* Aim of the exercise
Return the complete listing that follows, with each line reproduced exactly.
───
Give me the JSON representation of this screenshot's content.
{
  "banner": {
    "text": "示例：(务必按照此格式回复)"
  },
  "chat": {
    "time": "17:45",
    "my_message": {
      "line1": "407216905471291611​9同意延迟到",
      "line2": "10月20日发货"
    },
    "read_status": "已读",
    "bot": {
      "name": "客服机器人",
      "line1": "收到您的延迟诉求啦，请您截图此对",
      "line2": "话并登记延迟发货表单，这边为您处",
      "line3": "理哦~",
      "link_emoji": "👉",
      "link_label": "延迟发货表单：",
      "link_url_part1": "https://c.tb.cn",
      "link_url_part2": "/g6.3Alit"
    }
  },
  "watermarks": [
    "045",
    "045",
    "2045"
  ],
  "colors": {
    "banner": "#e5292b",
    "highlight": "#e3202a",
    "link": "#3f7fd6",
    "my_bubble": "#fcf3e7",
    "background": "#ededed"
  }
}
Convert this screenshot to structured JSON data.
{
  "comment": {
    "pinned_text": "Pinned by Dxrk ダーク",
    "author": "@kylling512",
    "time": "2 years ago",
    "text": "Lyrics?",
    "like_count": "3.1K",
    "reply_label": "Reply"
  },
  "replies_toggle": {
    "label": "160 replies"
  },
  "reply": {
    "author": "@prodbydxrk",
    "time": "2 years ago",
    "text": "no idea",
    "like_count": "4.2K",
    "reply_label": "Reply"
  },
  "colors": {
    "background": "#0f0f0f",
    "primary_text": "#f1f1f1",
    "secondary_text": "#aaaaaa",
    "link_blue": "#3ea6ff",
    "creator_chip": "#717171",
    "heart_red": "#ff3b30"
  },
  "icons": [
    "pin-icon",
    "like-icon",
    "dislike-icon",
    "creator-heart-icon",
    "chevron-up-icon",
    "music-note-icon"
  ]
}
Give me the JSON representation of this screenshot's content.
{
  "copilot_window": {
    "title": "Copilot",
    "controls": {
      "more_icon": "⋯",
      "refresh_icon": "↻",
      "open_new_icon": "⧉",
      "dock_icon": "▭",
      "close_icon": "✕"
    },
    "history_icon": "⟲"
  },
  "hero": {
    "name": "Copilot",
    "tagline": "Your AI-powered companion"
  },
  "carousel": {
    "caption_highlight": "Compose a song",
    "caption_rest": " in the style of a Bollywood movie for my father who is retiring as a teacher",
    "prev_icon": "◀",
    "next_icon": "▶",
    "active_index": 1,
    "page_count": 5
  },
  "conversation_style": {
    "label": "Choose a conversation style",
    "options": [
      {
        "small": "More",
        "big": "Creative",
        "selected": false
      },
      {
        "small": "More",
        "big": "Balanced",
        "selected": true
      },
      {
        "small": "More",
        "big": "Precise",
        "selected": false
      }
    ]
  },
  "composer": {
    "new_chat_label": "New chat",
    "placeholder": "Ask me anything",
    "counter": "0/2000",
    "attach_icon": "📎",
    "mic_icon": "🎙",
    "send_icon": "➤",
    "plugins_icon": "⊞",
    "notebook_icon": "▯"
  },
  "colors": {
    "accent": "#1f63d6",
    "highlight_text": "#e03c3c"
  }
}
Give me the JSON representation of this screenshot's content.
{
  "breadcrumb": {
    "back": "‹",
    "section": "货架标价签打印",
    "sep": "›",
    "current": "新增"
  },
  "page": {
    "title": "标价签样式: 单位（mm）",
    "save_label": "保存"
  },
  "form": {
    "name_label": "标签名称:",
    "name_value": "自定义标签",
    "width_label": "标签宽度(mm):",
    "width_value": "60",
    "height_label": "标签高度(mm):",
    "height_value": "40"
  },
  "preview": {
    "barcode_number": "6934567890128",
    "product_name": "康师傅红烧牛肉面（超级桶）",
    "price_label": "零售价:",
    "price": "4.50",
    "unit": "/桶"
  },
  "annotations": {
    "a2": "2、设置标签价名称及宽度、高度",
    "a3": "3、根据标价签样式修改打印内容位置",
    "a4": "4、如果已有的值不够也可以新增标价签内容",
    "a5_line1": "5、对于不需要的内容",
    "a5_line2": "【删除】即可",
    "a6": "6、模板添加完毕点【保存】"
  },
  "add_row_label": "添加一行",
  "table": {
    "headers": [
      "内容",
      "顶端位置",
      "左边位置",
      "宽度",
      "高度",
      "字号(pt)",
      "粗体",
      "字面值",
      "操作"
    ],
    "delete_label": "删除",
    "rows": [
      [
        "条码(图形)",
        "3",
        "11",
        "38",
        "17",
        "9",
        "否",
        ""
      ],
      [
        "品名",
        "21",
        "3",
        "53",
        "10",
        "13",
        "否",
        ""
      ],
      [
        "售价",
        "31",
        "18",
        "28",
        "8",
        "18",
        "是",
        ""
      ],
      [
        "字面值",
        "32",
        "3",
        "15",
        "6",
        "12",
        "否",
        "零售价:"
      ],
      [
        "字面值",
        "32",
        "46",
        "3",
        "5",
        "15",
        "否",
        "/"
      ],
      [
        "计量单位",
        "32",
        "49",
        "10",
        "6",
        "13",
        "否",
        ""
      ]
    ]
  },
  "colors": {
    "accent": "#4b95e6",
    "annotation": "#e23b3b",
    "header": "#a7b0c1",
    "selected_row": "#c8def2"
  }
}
───
* Reply to the task
Give me the JSON representation of this screenshot's content.
{
  "banner": {
    "text": "示例：(务必按照此格式回复)"
  },
  "chat": {
    "time": "17:45",
    "my_message": {
      "line1": "407216905471291611​9同意延迟到",
      "line2": "10月20日发货"
    },
    "read_status": "已读",
    "bot": {
      "name": "客服机器人",
      "line1": "收到您的延迟诉求啦，请您截图此对",
      "line2": "话并登记延迟发货表单，这边为您处",
      "line3": "理哦~",
      "link_emoji": "👉",
      "link_label": "延迟发货表单：",
      "link_url_part1": "https://c.tb.cn",
      "link_url_part2": "/g6.3Alit"
    }
  },
  "watermarks": [
    "045",
    "045",
    "2045"
  ],
  "colors": {
    "banner": "#e5292b",
    "highlight": "#e3202a",
    "link": "#3f7fd6",
    "my_bubble": "#fcf3e7",
    "background": "#ededed"
  }
}
Convert this screenshot to structured JSON data.
{
  "comment": {
    "pinned_text": "Pinned by Dxrk ダーク",
    "author": "@kylling512",
    "time": "2 years ago",
    "text": "Lyrics?",
    "like_count": "3.1K",
    "reply_label": "Reply"
  },
  "replies_toggle": {
    "label": "160 replies"
  },
  "reply": {
    "author": "@prodbydxrk",
    "time": "2 years ago",
    "text": "no idea",
    "like_count": "4.2K",
    "reply_label": "Reply"
  },
  "colors": {
    "background": "#0f0f0f",
    "primary_text": "#f1f1f1",
    "secondary_text": "#aaaaaa",
    "link_blue": "#3ea6ff",
    "creator_chip": "#717171",
    "heart_red": "#ff3b30"
  },
  "icons": [
    "pin-icon",
    "like-icon",
    "dislike-icon",
    "creator-heart-icon",
    "chevron-up-icon",
    "music-note-icon"
  ]
}
Give me the JSON representation of this screenshot's content.
{
  "copilot_window": {
    "title": "Copilot",
    "controls": {
      "more_icon": "⋯",
      "refresh_icon": "↻",
      "open_new_icon": "⧉",
      "dock_icon": "▭",
      "close_icon": "✕"
    },
    "history_icon": "⟲"
  },
  "hero": {
    "name": "Copilot",
    "tagline": "Your AI-powered companion"
  },
  "carousel": {
    "caption_highlight": "Compose a song",
    "caption_rest": " in the style of a Bollywood movie for my father who is retiring as a teacher",
    "prev_icon": "◀",
    "next_icon": "▶",
    "active_index": 1,
    "page_count": 5
  },
  "conversation_style": {
    "label": "Choose a conversation style",
    "options": [
      {
        "small": "More",
        "big": "Creative",
        "selected": false
      },
      {
        "small": "More",
        "big": "Balanced",
        "selected": true
      },
      {
        "small": "More",
        "big": "Precise",
        "selected": false
      }
    ]
  },
  "composer": {
    "new_chat_label": "New chat",
    "placeholder": "Ask me anything",
    "counter": "0/2000",
    "attach_icon": "📎",
    "mic_icon": "🎙",
    "send_icon": "➤",
    "plugins_icon": "⊞",
    "notebook_icon": "▯"
  },
  "colors": {
    "accent": "#1f63d6",
    "highlight_text": "#e03c3c"
  }
}
Give me the JSON representation of this screenshot's content.
{
  "breadcrumb": {
    "back": "‹",
    "section": "货架标价签打印",
    "sep": "›",
    "current": "新增"
  },
  "page": {
    "title": "标价签样式: 单位（mm）",
    "save_label": "保存"
  },
  "form": {
    "name_label": "标签名称:",
    "name_value": "自定义标签",
    "width_label": "标签宽度(mm):",
    "width_value": "60",
    "height_label": "标签高度(mm):",
    "height_value": "40"
  },
  "preview": {
    "barcode_number": "6934567890128",
    "product_name": "康师傅红烧牛肉面（超级桶）",
    "price_label": "零售价:",
    "price": "4.50",
    "unit": "/桶"
  },
  "annotations": {
    "a2": "2、设置标签价名称及宽度、高度",
    "a3": "3、根据标价签样式修改打印内容位置",
    "a4": "4、如果已有的值不够也可以新增标价签内容",
    "a5_line1": "5、对于不需要的内容",
    "a5_line2": "【删除】即可",
    "a6": "6、模板添加完毕点【保存】"
  },
  "add_row_label": "添加一行",
  "table": {
    "headers": [
      "内容",
      "顶端位置",
      "左边位置",
      "宽度",
      "高度",
      "字号(pt)",
      "粗体",
      "字面值",
      "操作"
    ],
    "delete_label": "删除",
    "rows": [
      [
        "条码(图形)",
        "3",
        "11",
        "38",
        "17",
        "9",
        "否",
        ""
      ],
      [
        "品名",
        "21",
        "3",
        "53",
        "10",
        "13",
        "否",
        ""
      ],
      [
        "售价",
        "31",
        "18",
        "28",
        "8",
        "18",
        "是",
        ""
      ],
      [
        "字面值",
        "32",
        "3",
        "15",
        "6",
        "12",
        "否",
        "零售价:"
      ],
      [
        "字面值",
        "32",
        "46",
        "3",
        "5",
        "15",
        "否",
        "/"
      ],
      [
        "计量单位",
        "32",
        "49",
        "10",
        "6",
        "13",
        "否",
        ""
      ]
    ]
  },
  "colors": {
    "accent": "#4b95e6",
    "annotation": "#e23b3b",
    "header": "#a7b0c1",
    "selected_row": "#c8def2"
  }
}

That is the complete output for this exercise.